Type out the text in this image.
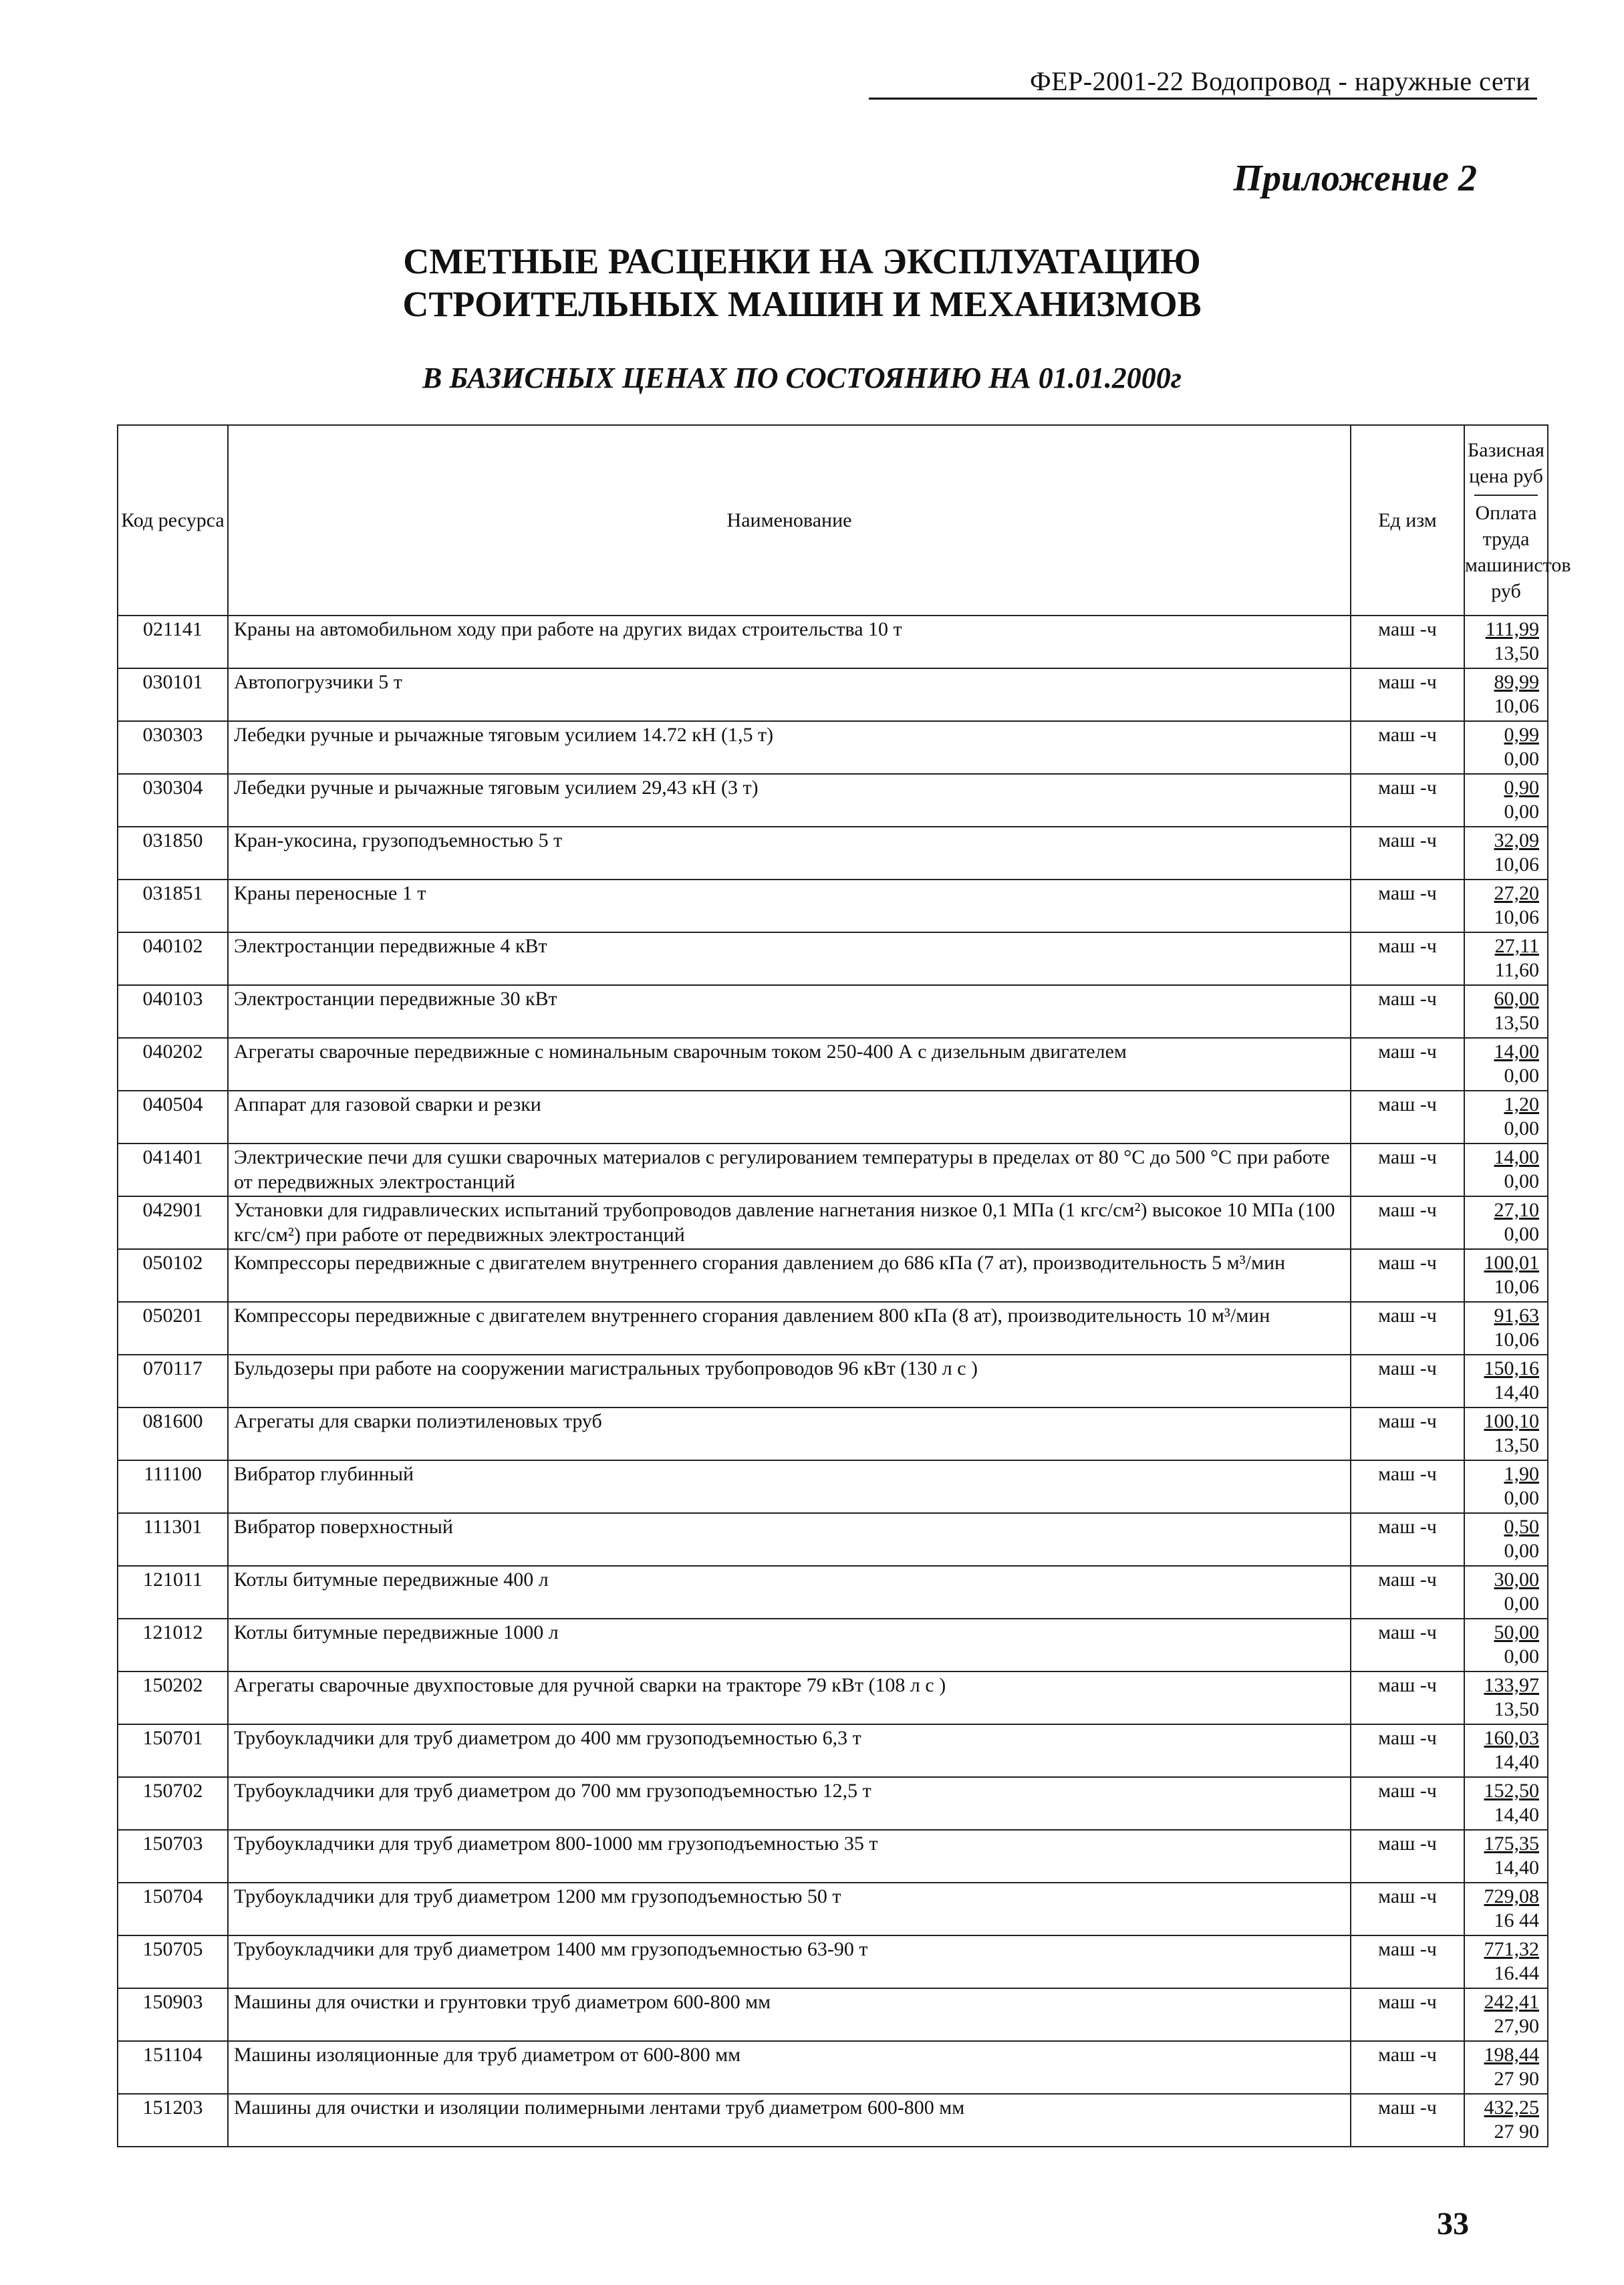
ФЕР-2001-22 Водопровод - наружные сети
Приложение 2
СМЕТНЫЕ РАСЦЕНКИ НА ЭКСПЛУАТАЦИЮ
СТРОИТЕЛЬНЫХ МАШИН И МЕХАНИЗМОВ
В БАЗИСНЫХ ЦЕНАХ ПО СОСТОЯНИЮ НА 01.01.2000г
Код ресурса	Наименование	Ед изм	Базисная цена руб
Оплата труда машинистов руб

021141	Краны на автомобильном ходу при работе на других видах строительства 10 т	маш -ч	111,99
13,50

030101	Автопогрузчики 5 т	маш -ч	89,99
10,06

030303	Лебедки ручные и рычажные тяговым усилием 14.72 кН (1,5 т)	маш -ч	0,99
0,00

030304	Лебедки ручные и рычажные тяговым усилием 29,43 кН (3 т)	маш -ч	0,90
0,00

031850	Кран-укосина, грузоподъемностью 5 т	маш -ч	32,09
10,06

031851	Краны переносные 1 т	маш -ч	27,20
10,06

040102	Электростанции передвижные 4 кВт	маш -ч	27,11
11,60

040103	Электростанции передвижные 30 кВт	маш -ч	60,00
13,50

040202	Агрегаты сварочные передвижные с номинальным сварочным током 250-400 А с дизельным двигателем	маш -ч	14,00
0,00

040504	Аппарат для газовой сварки и резки	маш -ч	1,20
0,00

041401	Электрические печи для сушки сварочных материалов с регулированием температуры в пределах от 80 °С до 500 °С при работе от передвижных электростанций	маш -ч	14,00
0,00

042901	Установки для гидравлических испытаний трубопроводов давление нагнетания низкое 0,1 МПа (1 кгс/см²) высокое 10 МПа (100 кгс/см²) при работе от передвижных электростанций	маш -ч	27,10
0,00

050102	Компрессоры передвижные с двигателем внутреннего сгорания давлением до 686 кПа (7 ат), производительность 5 м³/мин	маш -ч	100,01
10,06

050201	Компрессоры передвижные с двигателем внутреннего сгорания давлением 800 кПа (8 ат), производительность 10 м³/мин	маш -ч	91,63
10,06

070117	Бульдозеры при работе на сооружении магистральных трубопроводов 96 кВт (130 л с )	маш -ч	150,16
14,40

081600	Агрегаты для сварки полиэтиленовых труб	маш -ч	100,10
13,50

111100	Вибратор глубинный	маш -ч	1,90
0,00

111301	Вибратор поверхностный	маш -ч	0,50
0,00

121011	Котлы битумные передвижные 400 л	маш -ч	30,00
0,00

121012	Котлы битумные передвижные 1000 л	маш -ч	50,00
0,00

150202	Агрегаты сварочные двухпостовые для ручной сварки на тракторе 79 кВт (108 л с )	маш -ч	133,97
13,50

150701	Трубоукладчики для труб диаметром до 400 мм грузоподъемностью 6,3 т	маш -ч	160,03
14,40

150702	Трубоукладчики для труб диаметром до 700 мм грузоподъемностью 12,5 т	маш -ч	152,50
14,40

150703	Трубоукладчики для труб диаметром 800-1000 мм грузоподъемностью 35 т	маш -ч	175,35
14,40

150704	Трубоукладчики для труб диаметром 1200 мм грузоподъемностью 50 т	маш -ч	729,08
16 44

150705	Трубоукладчики для труб диаметром 1400 мм грузоподъемностью 63-90 т	маш -ч	771,32
16.44

150903	Машины для очистки и грунтовки труб диаметром 600-800 мм	маш -ч	242,41
27,90

151104	Машины изоляционные для труб диаметром от 600-800 мм	маш -ч	198,44
27 90

151203	Машины для очистки и изоляции полимерными лентами труб диаметром 600-800 мм	маш -ч	432,25
27 90
33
◇ ◇ ◇ ◇ ◇ ◇ ◇
◆ Your instructions ◆
Pull out each line containing the word "сварочные" and copy it.

◆ Exercise answer ◆
040202	Агрегаты сварочные передвижные с номинальным сварочным током 250-400 А с дизельным двигателем	маш -ч	14,00
150202	Агрегаты сварочные двухпостовые для ручной сварки на тракторе 79 кВт (108 л с )	маш -ч	133,97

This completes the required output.